* Task statement
Return the full material exactly.

start Data supplied

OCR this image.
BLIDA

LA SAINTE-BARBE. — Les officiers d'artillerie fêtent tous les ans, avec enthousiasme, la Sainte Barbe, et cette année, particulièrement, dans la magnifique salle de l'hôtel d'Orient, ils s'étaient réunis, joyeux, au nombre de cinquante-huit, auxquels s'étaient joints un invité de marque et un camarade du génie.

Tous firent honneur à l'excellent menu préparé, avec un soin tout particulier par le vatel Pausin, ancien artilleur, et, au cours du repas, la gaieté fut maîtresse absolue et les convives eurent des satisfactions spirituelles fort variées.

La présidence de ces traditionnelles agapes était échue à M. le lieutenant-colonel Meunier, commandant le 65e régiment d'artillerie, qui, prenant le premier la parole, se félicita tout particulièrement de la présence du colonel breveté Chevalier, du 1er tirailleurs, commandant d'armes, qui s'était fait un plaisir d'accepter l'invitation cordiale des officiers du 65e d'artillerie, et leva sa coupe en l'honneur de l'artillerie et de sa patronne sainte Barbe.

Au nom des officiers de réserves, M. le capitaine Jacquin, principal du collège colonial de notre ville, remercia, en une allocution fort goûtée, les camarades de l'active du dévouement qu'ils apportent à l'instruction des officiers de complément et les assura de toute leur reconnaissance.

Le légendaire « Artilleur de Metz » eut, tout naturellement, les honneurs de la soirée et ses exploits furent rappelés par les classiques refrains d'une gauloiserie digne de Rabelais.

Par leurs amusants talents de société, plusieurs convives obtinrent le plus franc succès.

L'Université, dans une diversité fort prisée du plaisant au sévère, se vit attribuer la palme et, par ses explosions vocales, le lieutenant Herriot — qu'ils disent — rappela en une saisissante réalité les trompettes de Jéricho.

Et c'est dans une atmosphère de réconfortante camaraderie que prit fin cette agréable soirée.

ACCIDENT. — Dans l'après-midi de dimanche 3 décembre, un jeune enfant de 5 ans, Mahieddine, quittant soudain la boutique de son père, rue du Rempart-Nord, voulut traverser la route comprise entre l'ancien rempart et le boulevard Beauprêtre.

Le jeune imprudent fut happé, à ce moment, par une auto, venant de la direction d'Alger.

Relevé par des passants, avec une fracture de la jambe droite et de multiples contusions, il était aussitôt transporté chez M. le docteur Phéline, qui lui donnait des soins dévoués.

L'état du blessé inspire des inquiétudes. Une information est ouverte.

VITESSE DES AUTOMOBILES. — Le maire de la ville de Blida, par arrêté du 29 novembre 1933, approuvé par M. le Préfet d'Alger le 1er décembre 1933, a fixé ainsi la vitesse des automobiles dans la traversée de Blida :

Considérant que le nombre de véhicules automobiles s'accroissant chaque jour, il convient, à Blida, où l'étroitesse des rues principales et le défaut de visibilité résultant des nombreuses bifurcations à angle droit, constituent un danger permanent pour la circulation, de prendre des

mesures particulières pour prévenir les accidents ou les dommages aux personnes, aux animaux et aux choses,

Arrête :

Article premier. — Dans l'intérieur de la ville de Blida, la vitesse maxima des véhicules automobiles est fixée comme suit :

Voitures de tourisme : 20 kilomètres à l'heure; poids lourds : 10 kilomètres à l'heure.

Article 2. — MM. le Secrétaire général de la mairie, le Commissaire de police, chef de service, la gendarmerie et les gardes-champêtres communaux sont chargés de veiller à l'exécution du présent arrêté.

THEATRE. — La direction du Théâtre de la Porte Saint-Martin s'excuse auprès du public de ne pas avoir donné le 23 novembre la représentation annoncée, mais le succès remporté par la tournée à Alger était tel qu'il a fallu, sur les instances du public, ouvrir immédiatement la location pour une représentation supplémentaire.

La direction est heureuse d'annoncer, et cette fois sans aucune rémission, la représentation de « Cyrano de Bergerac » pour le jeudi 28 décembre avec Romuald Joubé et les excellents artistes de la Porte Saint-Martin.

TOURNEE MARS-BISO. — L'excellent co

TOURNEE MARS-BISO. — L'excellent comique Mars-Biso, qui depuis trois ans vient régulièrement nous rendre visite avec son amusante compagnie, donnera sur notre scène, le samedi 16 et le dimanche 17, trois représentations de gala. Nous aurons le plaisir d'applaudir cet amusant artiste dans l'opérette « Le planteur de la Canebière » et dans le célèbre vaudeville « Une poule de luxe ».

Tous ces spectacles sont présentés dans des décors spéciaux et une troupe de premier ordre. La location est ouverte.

end Data supplied

* Answer to the problem
OCR this image.
BLIDA

LA SAINTE-BARBE. — Les officiers d'artillerie fêtent tous les ans, avec enthousiasme, la Sainte Barbe, et cette année, particulièrement, dans la magnifique salle de l'hôtel d'Orient, ils s'étaient réunis, joyeux, au nombre de cinquante-huit, auxquels s'étaient joints un invité de marque et un camarade du génie.

Tous firent honneur à l'excellent menu préparé, avec un soin tout particulier par le vatel Pausin, ancien artilleur, et, au cours du repas, la gaieté fut maîtresse absolue et les convives eurent des satisfactions spirituelles fort variées.

La présidence de ces traditionnelles agapes était échue à M. le lieutenant-colonel Meunier, commandant le 65e régiment d'artillerie, qui, prenant le premier la parole, se félicita tout particulièrement de la présence du colonel breveté Chevalier, du 1er tirailleurs, commandant d'armes, qui s'était fait un plaisir d'accepter l'invitation cordiale des officiers du 65e d'artillerie, et leva sa coupe en l'honneur de l'artillerie et de sa patronne sainte Barbe.

Au nom des officiers de réserves, M. le capitaine Jacquin, principal du collège colonial de notre ville, remercia, en une allocution fort goûtée, les camarades de l'active du dévouement qu'ils apportent à l'instruction des officiers de complément et les assura de toute leur reconnaissance.

Le légendaire « Artilleur de Metz » eut, tout naturellement, les honneurs de la soirée et ses exploits furent rappelés par les classiques refrains d'une gauloiserie digne de Rabelais.

Par leurs amusants talents de société, plusieurs convives obtinrent le plus franc succès.

L'Université, dans une diversité fort prisée du plaisant au sévère, se vit attribuer la palme et, par ses explosions vocales, le lieutenant Herriot — qu'ils disent — rappela en une saisissante réalité les trompettes de Jéricho.

Et c'est dans une atmosphère de réconfortante camaraderie que prit fin cette agréable soirée.

ACCIDENT. — Dans l'après-midi de dimanche 3 décembre, un jeune enfant de 5 ans, Mahieddine, quittant soudain la boutique de son père, rue du Rempart-Nord, voulut traverser la route comprise entre l'ancien rempart et le boulevard Beauprêtre.

Le jeune imprudent fut happé, à ce moment, par une auto, venant de la direction d'Alger.

Relevé par des passants, avec une fracture de la jambe droite et de multiples contusions, il était aussitôt transporté chez M. le docteur Phéline, qui lui donnait des soins dévoués.

L'état du blessé inspire des inquiétudes. Une information est ouverte.

VITESSE DES AUTOMOBILES. — Le maire de la ville de Blida, par arrêté du 29 novembre 1933, approuvé par M. le Préfet d'Alger le 1er décembre 1933, a fixé ainsi la vitesse des automobiles dans la traversée de Blida :

Considérant que le nombre de véhicules automobiles s'accroissant chaque jour, il convient, à Blida, où l'étroitesse des rues principales et le défaut de visibilité résultant des nombreuses bifurcations à angle droit, constituent un danger permanent pour la circulation, de prendre des

mesures particulières pour prévenir les accidents ou les dommages aux personnes, aux animaux et aux choses,

Arrête :

Article premier. — Dans l'intérieur de la ville de Blida, la vitesse maxima des véhicules automobiles est fixée comme suit :

Voitures de tourisme : 20 kilomètres à l'heure; poids lourds : 10 kilomètres à l'heure.

Article 2. — MM. le Secrétaire général de la mairie, le Commissaire de police, chef de service, la gendarmerie et les gardes-champêtres communaux sont chargés de veiller à l'exécution du présent arrêté.

THEATRE. — La direction du Théâtre de la Porte Saint-Martin s'excuse auprès du public de ne pas avoir donné le 23 novembre la représentation annoncée, mais le succès remporté par la tournée à Alger était tel qu'il a fallu, sur les instances du public, ouvrir immédiatement la location pour une représentation supplémentaire.

La direction est heureuse d'annoncer, et cette fois sans aucune rémission, la représentation de « Cyrano de Bergerac » pour le jeudi 28 décembre avec Romuald Joubé et les excellents artistes de la Porte Saint-Martin.

TOURNEE MARS-BISO. — L'excellent co

TOURNEE MARS-BISO. — L'excellent comique Mars-Biso, qui depuis trois ans vient régulièrement nous rendre visite avec son amusante compagnie, donnera sur notre scène, le samedi 16 et le dimanche 17, trois représentations de gala. Nous aurons le plaisir d'applaudir cet amusant artiste dans l'opérette « Le planteur de la Canebière » et dans le célèbre vaudeville « Une poule de luxe ».

Tous ces spectacles sont présentés dans des décors spéciaux et une troupe de premier ordre. La location est ouverte.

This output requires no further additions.